- **Given information**:

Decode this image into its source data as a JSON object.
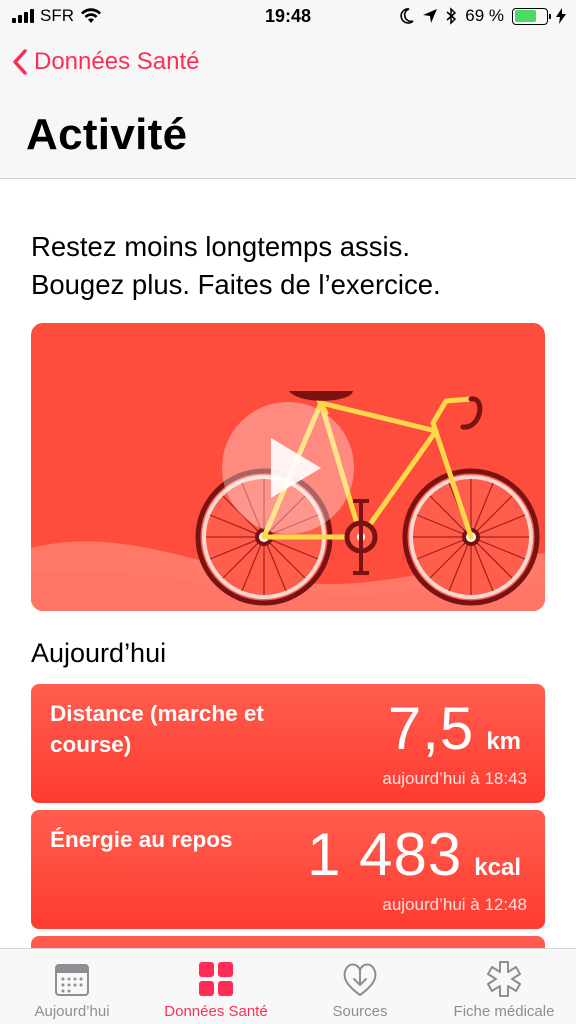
{
  "status_bar": {
    "carrier": "SFR",
    "time": "19:48",
    "battery_percent": "69 %",
    "battery_level": 0.69
  },
  "nav": {
    "back_label": "Données Santé",
    "title": "Activité"
  },
  "intro": {
    "line1": "Restez moins longtemps assis.",
    "line2": "Bougez plus. Faites de l’exercice."
  },
  "section_title": "Aujourd’hui",
  "cards": [
    {
      "label_line1": "Distance (marche et",
      "label_line2": "course)",
      "value": "7,5",
      "unit": "km",
      "time": "aujourd’hui à 18:43"
    },
    {
      "label_line1": "Énergie au repos",
      "label_line2": "",
      "value": "1 483",
      "unit": "kcal",
      "time": "aujourd’hui à 12:48"
    }
  ],
  "tabs": [
    {
      "label": "Aujourd’hui",
      "icon": "calendar-icon",
      "active": false
    },
    {
      "label": "Données Santé",
      "icon": "grid-icon",
      "active": true
    },
    {
      "label": "Sources",
      "icon": "heart-download-icon",
      "active": false
    },
    {
      "label": "Fiche médicale",
      "icon": "asterisk-icon",
      "active": false
    }
  ],
  "colors": {
    "accent": "#ff2d55",
    "card": "#ff3b30",
    "battery": "#4cd964"
  }
}
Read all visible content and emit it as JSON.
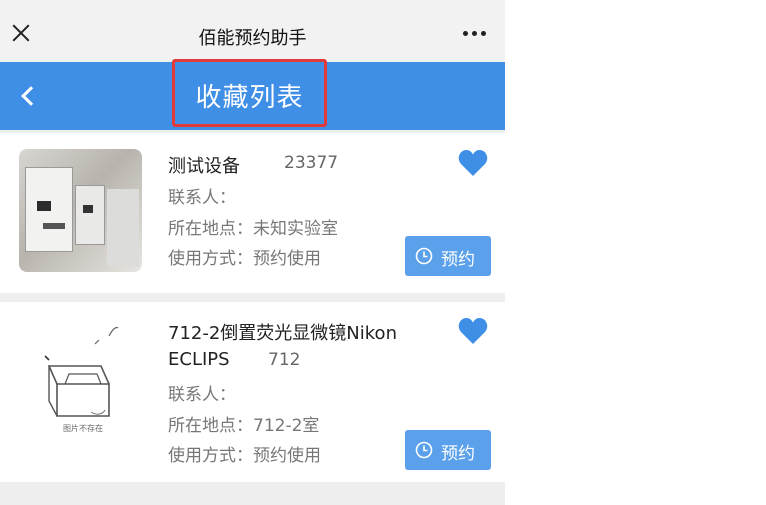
{
  "wx_bar": {
    "title": "佰能预约助手"
  },
  "header": {
    "title": "收藏列表"
  },
  "items": [
    {
      "name": "测试设备",
      "code": "23377",
      "contact": "联系人：",
      "location": "所在地点：未知实验室",
      "usage": "使用方式：预约使用",
      "reserve_label": "预约"
    },
    {
      "name_line1": "712-2倒置荧光显微镜Nikon",
      "name_line2": "ECLIPS",
      "code": "712",
      "contact": "联系人：",
      "location": "所在地点：712-2室",
      "usage": "使用方式：预约使用",
      "reserve_label": "预约",
      "image_caption": "图片不存在"
    }
  ],
  "colors": {
    "header_blue": "#3f8fe6",
    "button_blue": "#5aa0ea",
    "heart_blue": "#3f8fe6",
    "highlight_red": "#e23a3a"
  },
  "icons": [
    "close-icon",
    "more-icon",
    "back-arrow-icon",
    "heart-icon",
    "clock-icon",
    "empty-box-icon"
  ]
}
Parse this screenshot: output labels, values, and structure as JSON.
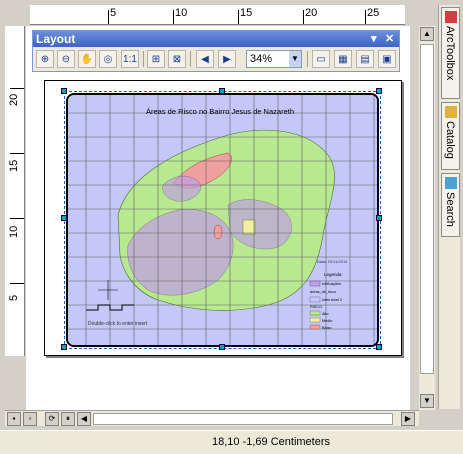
{
  "ruler_top": {
    "labels": [
      "5",
      "10",
      "15",
      "20",
      "25"
    ]
  },
  "ruler_left": {
    "labels": [
      "20",
      "15",
      "10",
      "5"
    ]
  },
  "layout_toolbar": {
    "title": "Layout",
    "controls": {
      "dropdown": "▾",
      "close": "✕"
    },
    "zoom_value": "34%",
    "zoom_arrow": "▼",
    "buttons": [
      "zoom-in-icon",
      "zoom-out-icon",
      "pan-icon",
      "full-extent-icon",
      "actual-size-icon",
      "fixed-zoom-in-icon",
      "fixed-zoom-out-icon",
      "back-icon",
      "forward-icon",
      "toggle-draft-icon",
      "focus-data-frame-icon",
      "change-layout-icon",
      "data-driven-pages-icon"
    ]
  },
  "map": {
    "title": "Áreas de Risco no Bairro Jesus de Nazareth",
    "hint": "Double-click to enter insert",
    "date": "Data: 20/11/2013",
    "legend_title": "Legenda",
    "legend_items": [
      "edificações",
      "áreas_de_risco",
      "lotes nivel 2",
      "RISCO",
      "Alto",
      "Médio",
      "Baixo"
    ],
    "colors": {
      "water": "#c4c8f8",
      "land": "#b8e890",
      "risk": "#f0a0a0",
      "buildings": "#c0a0e0",
      "grid": "#606060",
      "medium": "#f0f0a0"
    }
  },
  "dock": {
    "tabs": [
      "ArcToolbox",
      "Catalog",
      "Search"
    ]
  },
  "status": {
    "coordinates": "18,10  -1,69 Centimeters"
  }
}
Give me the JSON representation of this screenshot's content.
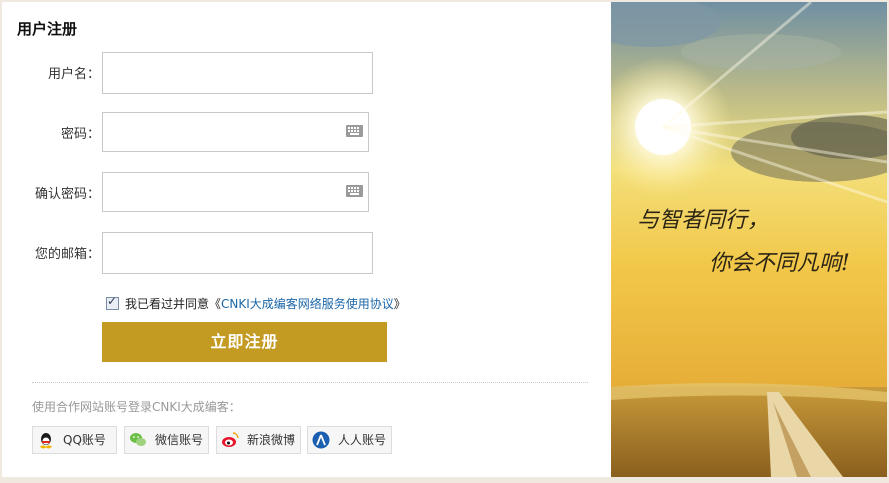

- **Given exercise**:
What is the number of lines in the data above that include the word "所在地点"? Answer with that number only.

- **Problem solution**:
2